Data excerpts
--- --- ---

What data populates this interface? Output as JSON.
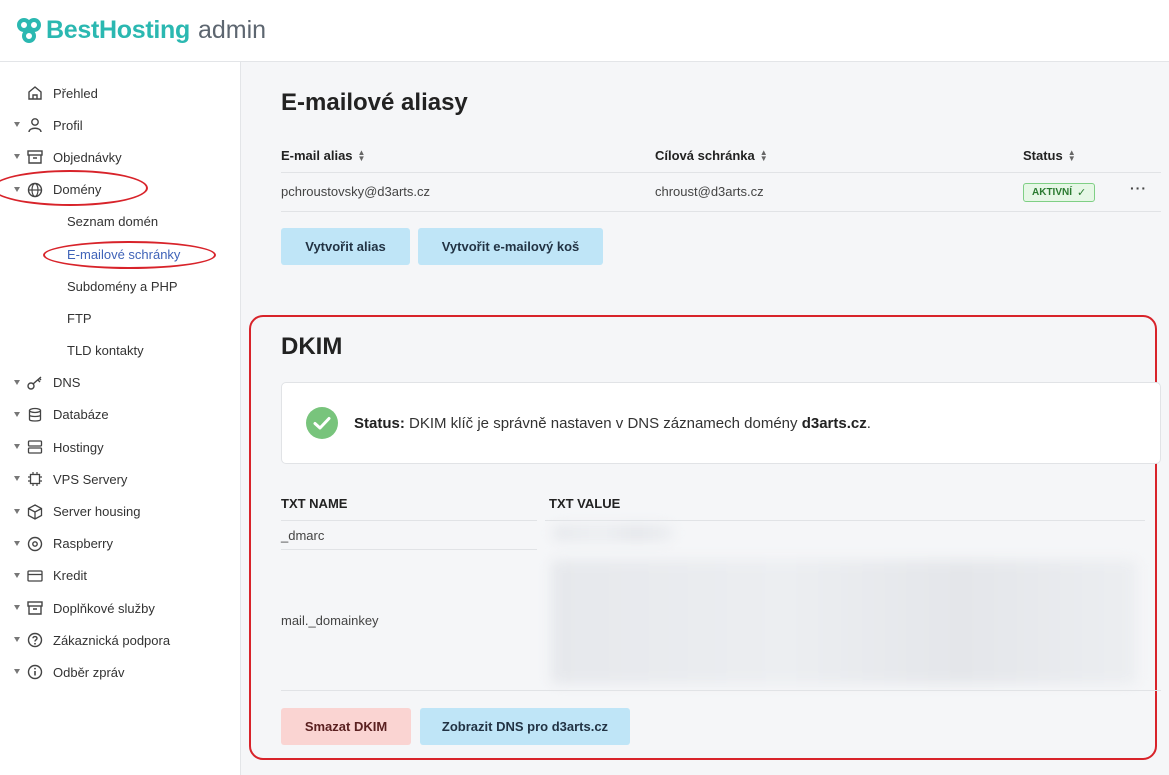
{
  "header": {
    "brand": "BestHosting",
    "suffix": "admin"
  },
  "sidebar": {
    "items": [
      {
        "label": "Přehled",
        "icon": "home-icon",
        "caret": false
      },
      {
        "label": "Profil",
        "icon": "user-icon",
        "caret": true
      },
      {
        "label": "Objednávky",
        "icon": "archive-icon",
        "caret": true
      },
      {
        "label": "Domény",
        "icon": "globe-icon",
        "caret": true
      },
      {
        "label": "Seznam domén",
        "sub": true
      },
      {
        "label": "E-mailové schránky",
        "sub": true,
        "active": true
      },
      {
        "label": "Subdomény a PHP",
        "sub": true
      },
      {
        "label": "FTP",
        "sub": true
      },
      {
        "label": "TLD kontakty",
        "sub": true
      },
      {
        "label": "DNS",
        "icon": "key-icon",
        "caret": true
      },
      {
        "label": "Databáze",
        "icon": "database-icon",
        "caret": true
      },
      {
        "label": "Hostingy",
        "icon": "server-icon",
        "caret": true
      },
      {
        "label": "VPS Servery",
        "icon": "chip-icon",
        "caret": true
      },
      {
        "label": "Server housing",
        "icon": "box-icon",
        "caret": true
      },
      {
        "label": "Raspberry",
        "icon": "disc-icon",
        "caret": true
      },
      {
        "label": "Kredit",
        "icon": "card-icon",
        "caret": true
      },
      {
        "label": "Doplňkové služby",
        "icon": "archive-icon",
        "caret": true
      },
      {
        "label": "Zákaznická podpora",
        "icon": "help-icon",
        "caret": true
      },
      {
        "label": "Odběr zpráv",
        "icon": "info-icon",
        "caret": true
      }
    ]
  },
  "aliases": {
    "title": "E-mailové aliasy",
    "columns": [
      "E-mail alias",
      "Cílová schránka",
      "Status"
    ],
    "rows": [
      {
        "alias": "pchroustovsky@d3arts.cz",
        "target": "chroust@d3arts.cz",
        "status": "AKTIVNÍ"
      }
    ],
    "more": "···",
    "create_alias": "Vytvořit alias",
    "create_trash": "Vytvořit e-mailový koš"
  },
  "dkim": {
    "title": "DKIM",
    "status_label": "Status:",
    "status_text": "DKIM klíč je správně nastaven v DNS záznamech domény",
    "status_domain": "d3arts.cz",
    "status_end": ".",
    "columns": [
      "TXT NAME",
      "TXT VALUE"
    ],
    "rows": [
      {
        "name": "_dmarc"
      },
      {
        "name": "mail._domainkey"
      }
    ],
    "delete": "Smazat DKIM",
    "show_dns": "Zobrazit DNS pro d3arts.cz"
  },
  "colors": {
    "brand": "#2bb8b1",
    "accent": "#3f63b8",
    "highlight": "#d8232a",
    "success": "#78c47c"
  }
}
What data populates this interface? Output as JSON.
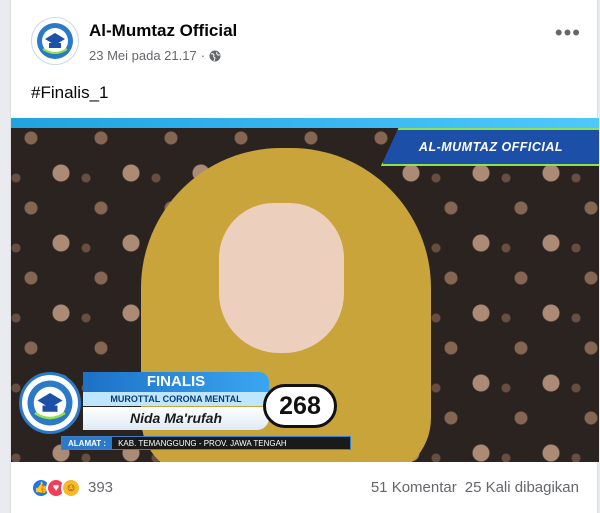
{
  "post": {
    "page_name": "Al-Mumtaz Official",
    "timestamp": "23 Mei pada 21.17",
    "separator": "·",
    "audience_icon": "globe-icon",
    "text": "#Finalis_1"
  },
  "video": {
    "banner": "AL-MUMTAZ OFFICIAL",
    "lower_third": {
      "title": "FINALIS",
      "subtitle": "MUROTTAL CORONA MENTAL",
      "name": "Nida Ma'rufah",
      "number": "268",
      "address_label": "ALAMAT :",
      "address_value": "KAB. TEMANGGUNG - PROV. JAWA TENGAH"
    }
  },
  "footer": {
    "reaction_count": "393",
    "comments": "51 Komentar",
    "shares": "25 Kali dibagikan"
  },
  "colors": {
    "brand_blue": "#1877f2",
    "banner_blue": "#1c4fa8",
    "accent_green": "#8ee34a",
    "hijab": "#c9a43a"
  }
}
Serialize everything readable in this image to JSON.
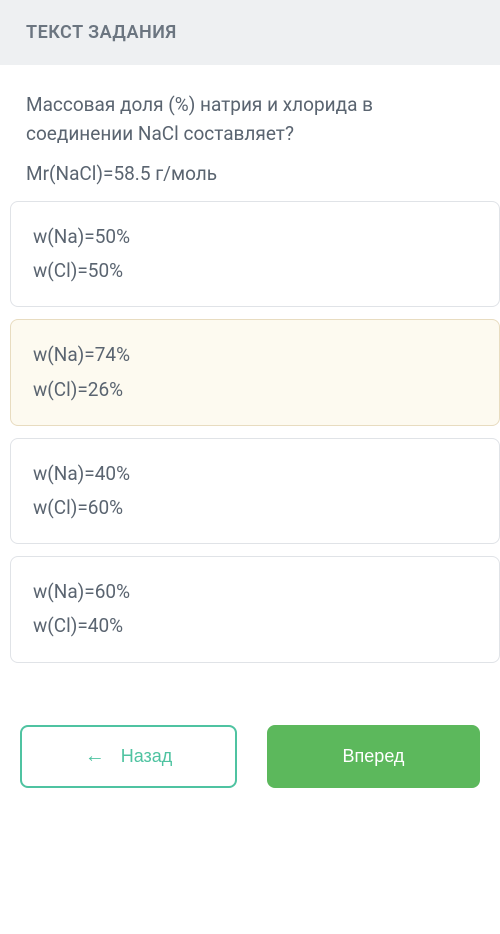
{
  "header": {
    "title": "ТЕКСТ ЗАДАНИЯ"
  },
  "question": {
    "text": "Массовая доля (%) натрия и хлорида в соединении NaCl составляет?",
    "formula": "Mr(NaCl)=58.5 г/моль"
  },
  "options": [
    {
      "line1": "w(Na)=50%",
      "line2": "w(Cl)=50%",
      "selected": false
    },
    {
      "line1": "w(Na)=74%",
      "line2": "w(Cl)=26%",
      "selected": true
    },
    {
      "line1": "w(Na)=40%",
      "line2": "w(Cl)=60%",
      "selected": false
    },
    {
      "line1": "w(Na)=60%",
      "line2": "w(Cl)=40%",
      "selected": false
    }
  ],
  "nav": {
    "back_label": "Назад",
    "forward_label": "Вперед",
    "arrow_left": "←",
    "arrow_right": "→"
  }
}
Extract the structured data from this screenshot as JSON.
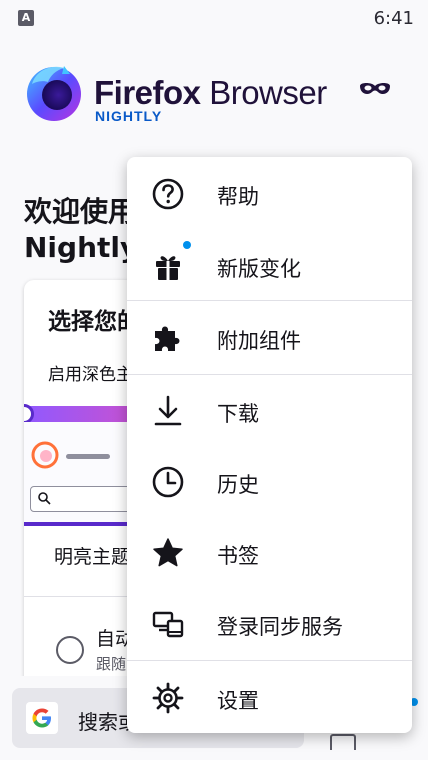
{
  "status_bar": {
    "app_icon_letter": "A",
    "time": "6:41"
  },
  "header": {
    "brand_bold": "Firefox",
    "brand_light": " Browser",
    "edition": "NIGHTLY",
    "private_mode_icon": "mask-icon"
  },
  "welcome": {
    "line1": "欢迎使用",
    "line2": "Nightly"
  },
  "theme_card": {
    "title": "选择您的主题",
    "subtitle": "启用深色主题",
    "light_label": "明亮主题",
    "auto_label": "自动",
    "auto_sub": "跟随系统"
  },
  "bottom_bar": {
    "search_text": "搜索或输入网址"
  },
  "menu": {
    "items": [
      {
        "label": "帮助",
        "icon": "help-icon"
      },
      {
        "label": "新版变化",
        "icon": "gift-icon",
        "has_badge": true
      },
      {
        "label": "附加组件",
        "icon": "puzzle-icon"
      },
      {
        "label": "下载",
        "icon": "download-icon"
      },
      {
        "label": "历史",
        "icon": "clock-icon"
      },
      {
        "label": "书签",
        "icon": "star-icon"
      },
      {
        "label": "登录同步服务",
        "icon": "sync-devices-icon"
      },
      {
        "label": "设置",
        "icon": "gear-icon"
      }
    ]
  },
  "colors": {
    "accent": "#0090ed",
    "text": "#15141a",
    "nightly_blue": "#0a5ac8",
    "menu_bg": "#ffffff"
  }
}
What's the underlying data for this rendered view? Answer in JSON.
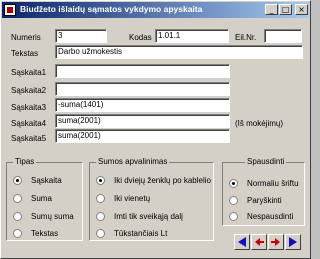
{
  "window": {
    "title": "Biudžeto išlaidų sąmatos vykdymo apyskaita"
  },
  "fields": {
    "numeris": {
      "label": "Numeris",
      "value": "3"
    },
    "kodas": {
      "label": "Kodas",
      "value": "1.01.1"
    },
    "eil_nr": {
      "label": "Eil.Nr.",
      "value": ""
    },
    "tekstas": {
      "label": "Tekstas",
      "value": "Darbo užmokestis"
    },
    "saskaita1": {
      "label": "Sąskaita1",
      "value": ""
    },
    "saskaita2": {
      "label": "Sąskaita2",
      "value": ""
    },
    "saskaita3": {
      "label": "Sąskaita3",
      "value": "-suma(1401)"
    },
    "saskaita4": {
      "label": "Sąskaita4",
      "value": "suma(2001)",
      "note": "(Iš mokėjimų)"
    },
    "saskaita5": {
      "label": "Sąskaita5",
      "value": "suma(2001)"
    }
  },
  "groups": {
    "tipas": {
      "title": "Tipas",
      "options": [
        "Sąskaita",
        "Suma",
        "Sumų suma",
        "Tekstas"
      ],
      "selected": 0
    },
    "sumos": {
      "title": "Sumos apvalinimas",
      "options": [
        "Iki dviejų ženklų po kablelio",
        "Iki vienetų",
        "Imti tik sveikąją dalį",
        "Tūkstančiais Lt"
      ],
      "selected": 0
    },
    "spausdinti": {
      "title": "Spausdinti",
      "options": [
        "Normaliu šriftu",
        "Paryškinti",
        "Nespausdinti"
      ],
      "selected": 0
    }
  },
  "titlebar_buttons": {
    "minimize": "_",
    "maximize": "□",
    "close": "×"
  },
  "icons": {
    "nav": [
      "first-arrow-icon",
      "prev-arrow-icon",
      "next-arrow-icon",
      "last-arrow-icon"
    ]
  },
  "colors": {
    "title_start": "#0a246a",
    "title_end": "#a6caf0",
    "nav_blue": "#1010c0",
    "nav_red": "#c00000"
  }
}
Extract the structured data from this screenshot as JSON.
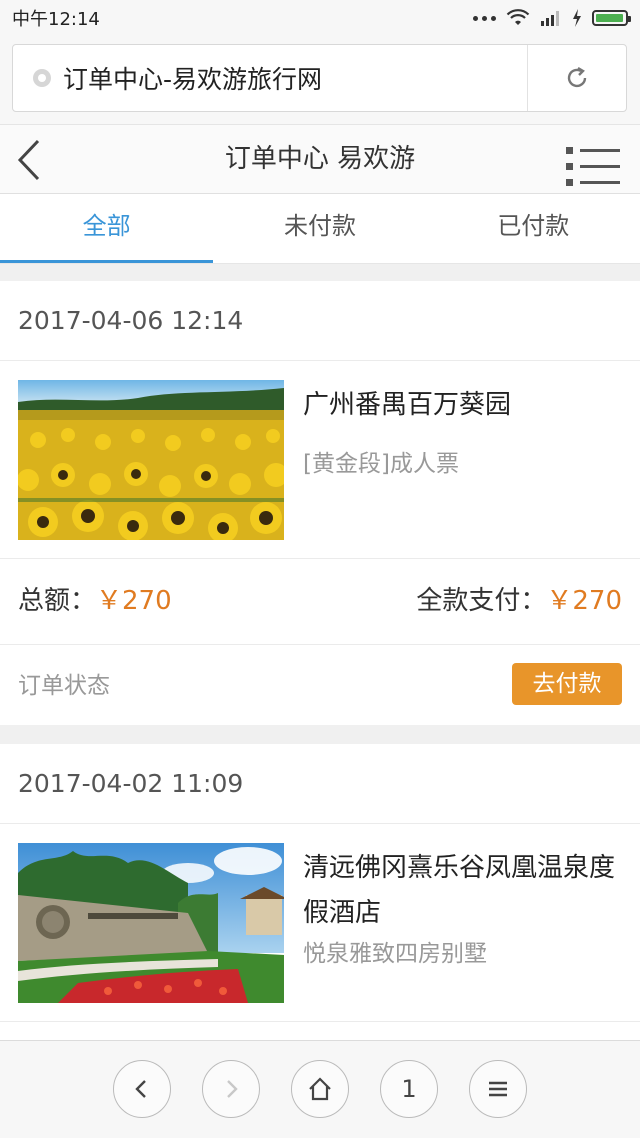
{
  "status_bar": {
    "time": "中午12:14"
  },
  "browser": {
    "url_title": "订单中心-易欢游旅行网",
    "tab_count": "1"
  },
  "header": {
    "title": "订单中心 易欢游"
  },
  "tabs": [
    {
      "label": "全部",
      "active": true
    },
    {
      "label": "未付款",
      "active": false
    },
    {
      "label": "已付款",
      "active": false
    }
  ],
  "orders": [
    {
      "date": "2017-04-06 12:14",
      "product_name": "广州番禺百万葵园",
      "spec": "[黄金段]成人票",
      "total_label": "总额：",
      "total_price": "￥270",
      "paid_label": "全款支付：",
      "paid_price": "￥270",
      "status_label": "订单状态",
      "action_label": "去付款"
    },
    {
      "date": "2017-04-02 11:09",
      "product_name": "清远佛冈熹乐谷凤凰温泉度假酒店",
      "spec": "悦泉雅致四房别墅"
    }
  ],
  "colors": {
    "accent": "#3a95d8",
    "price": "#e07b21",
    "pay_button": "#e8952a"
  }
}
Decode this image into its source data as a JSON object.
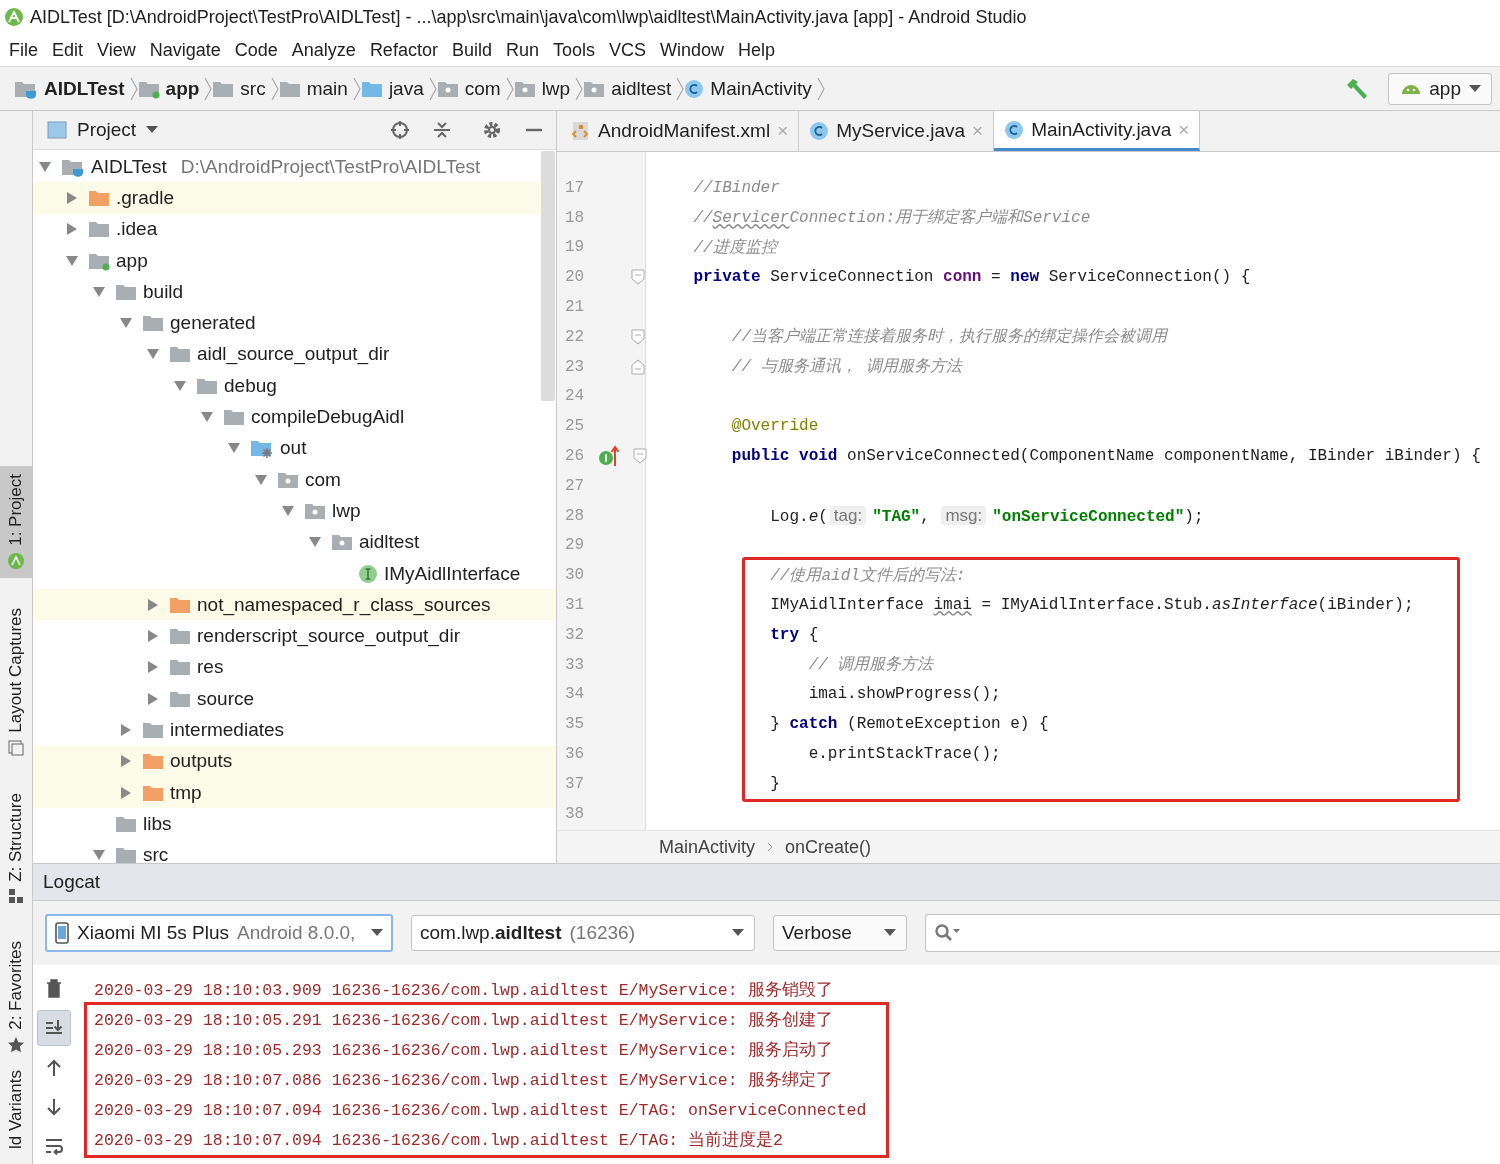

--- --- ---

Return all the lines that contain the string "image".

» WRITTEN RESPONSE
Serialize everything readable in this image to JSON.
Decode this image into its source data as a JSON object.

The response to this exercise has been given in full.